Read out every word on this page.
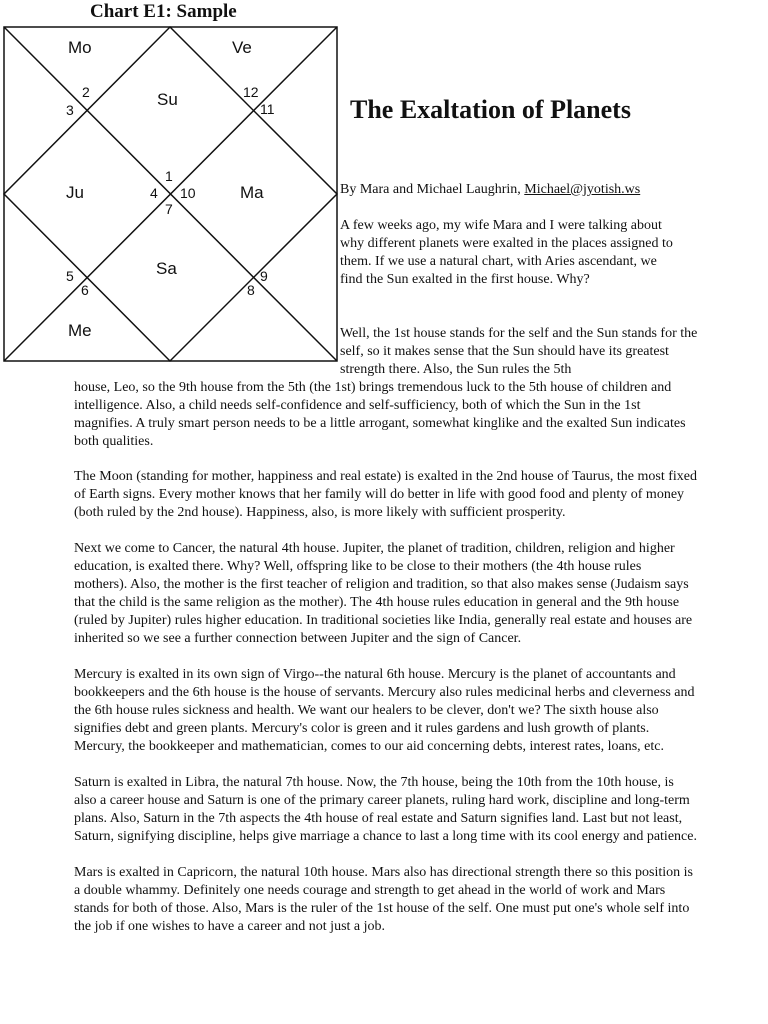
Chart E1: Sample
Mo	Ve
Su
Ju	Ma
Sa
Me
1
2
3
4
5
6
7
8
9
10
11
12
The Exaltation of Planets
By Mara and Michael Laughrin, Michael@jyotish.ws
A few weeks ago, my wife Mara and I were talking about why different planets were exalted in the places assigned to them. If we use a natural chart, with Aries ascendant, we find the Sun exalted in the first house. Why?
Well, the 1st house stands for the self and the Sun stands for the self, so it makes sense that the Sun should have its greatest strength there. Also, the Sun rules the 5th
house, Leo, so the 9th house from the 5th (the 1st) brings tremendous luck to the 5th house of children and intelligence. Also, a child needs self-confidence and self-sufficiency, both of which the Sun in the 1st magnifies. A truly smart person needs to be a little arrogant, somewhat kinglike and the exalted Sun indicates both qualities.

The Moon (standing for mother, happiness and real estate) is exalted in the 2nd house of Taurus, the most fixed of Earth signs. Every mother knows that her family will do better in life with good food and plenty of money (both ruled by the 2nd house). Happiness, also, is more likely with sufficient prosperity.

Next we come to Cancer, the natural 4th house. Jupiter, the planet of tradition, children, religion and higher education, is exalted there. Why? Well, offspring like to be close to their mothers (the 4th house rules mothers). Also, the mother is the first teacher of religion and tradition, so that also makes sense (Judaism says that the child is the same religion as the mother). The 4th house rules education in general and the 9th house (ruled by Jupiter) rules higher education. In traditional societies like India, generally real estate and houses are inherited so we see a further connection between Jupiter and the sign of Cancer.

Mercury is exalted in its own sign of Virgo--the natural 6th house. Mercury is the planet of accountants and bookkeepers and the 6th house is the house of servants. Mercury also rules medicinal herbs and cleverness and the 6th house rules sickness and health. We want our healers to be clever, don't we? The sixth house also signifies debt and green plants. Mercury's color is green and it rules gardens and lush growth of plants. Mercury, the bookkeeper and mathematician, comes to our aid concerning debts, interest rates, loans, etc.

Saturn is exalted in Libra, the natural 7th house. Now, the 7th house, being the 10th from the 10th house, is also a career house and Saturn is one of the primary career planets, ruling hard work, discipline and long-term plans. Also, Saturn in the 7th aspects the 4th house of real estate and Saturn signifies land. Last but not least, Saturn, signifying discipline, helps give marriage a chance to last a long time with its cool energy and patience.

Mars is exalted in Capricorn, the natural 10th house. Mars also has directional strength there so this position is a double whammy. Definitely one needs courage and strength to get ahead in the world of work and Mars stands for both of those. Also, Mars is the ruler of the 1st house of the self. One must put one's whole self into the job if one wishes to have a career and not just a job.
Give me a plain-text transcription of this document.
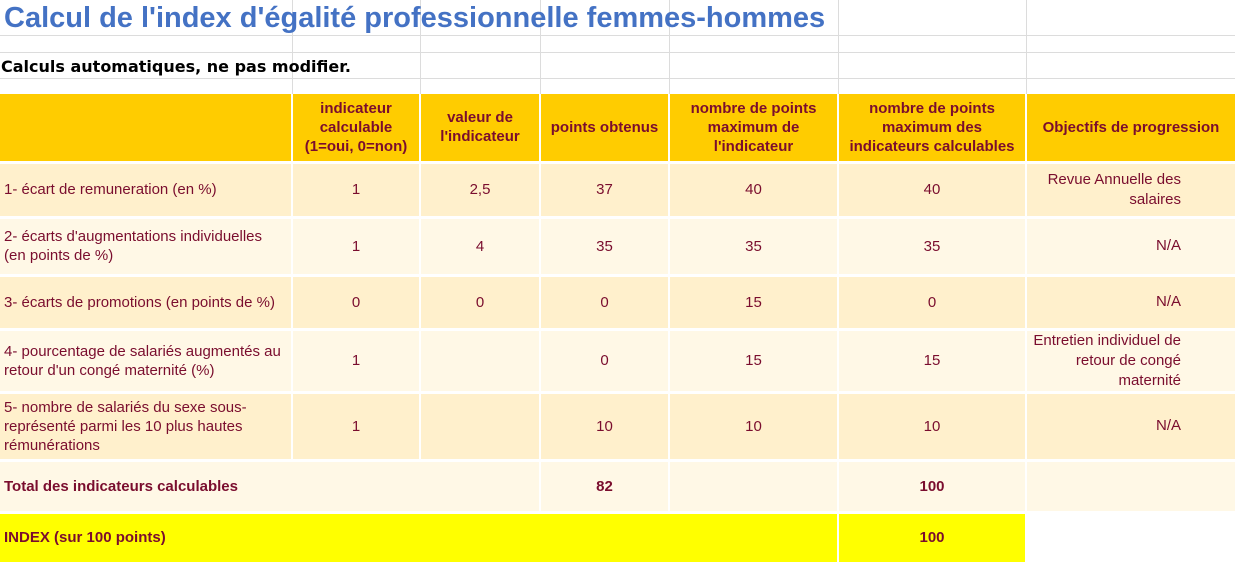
Calcul de l'index d'égalité professionnelle femmes-hommes
Calculs automatiques, ne pas modifier.
	indicateur calculable (1=oui, 0=non)	valeur de l'indicateur	points obtenus	nombre de points maximum de l'indicateur	nombre de points maximum des indicateurs calculables	Objectifs de progression
1- écart de remuneration (en %)	1	2,5	37	40	40	Revue Annuelle des salaires
2- écarts d'augmentations individuelles (en points de %)	1	4	35	35	35	N/A
3- écarts de promotions (en points de %)	0	0	0	15	0	N/A
4- pourcentage de salariés augmentés au retour d'un congé maternité (%)	1		0	15	15	Entretien individuel de retour de congé maternité
5- nombre de salariés du sexe sous-représenté parmi les 10 plus hautes rémunérations	1		10	10	10	N/A
Total des indicateurs calculables			82		100	
INDEX (sur 100 points)					100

**Work to do**
Which lines include the word "calculables"? Copy every one of them.

**Result of this task**
	indicateur calculable (1=oui, 0=non)	valeur de l'indicateur	points obtenus	nombre de points maximum de l'indicateur	nombre de points maximum des indicateurs calculables	Objectifs de progression
Total des indicateurs calculables			82		100	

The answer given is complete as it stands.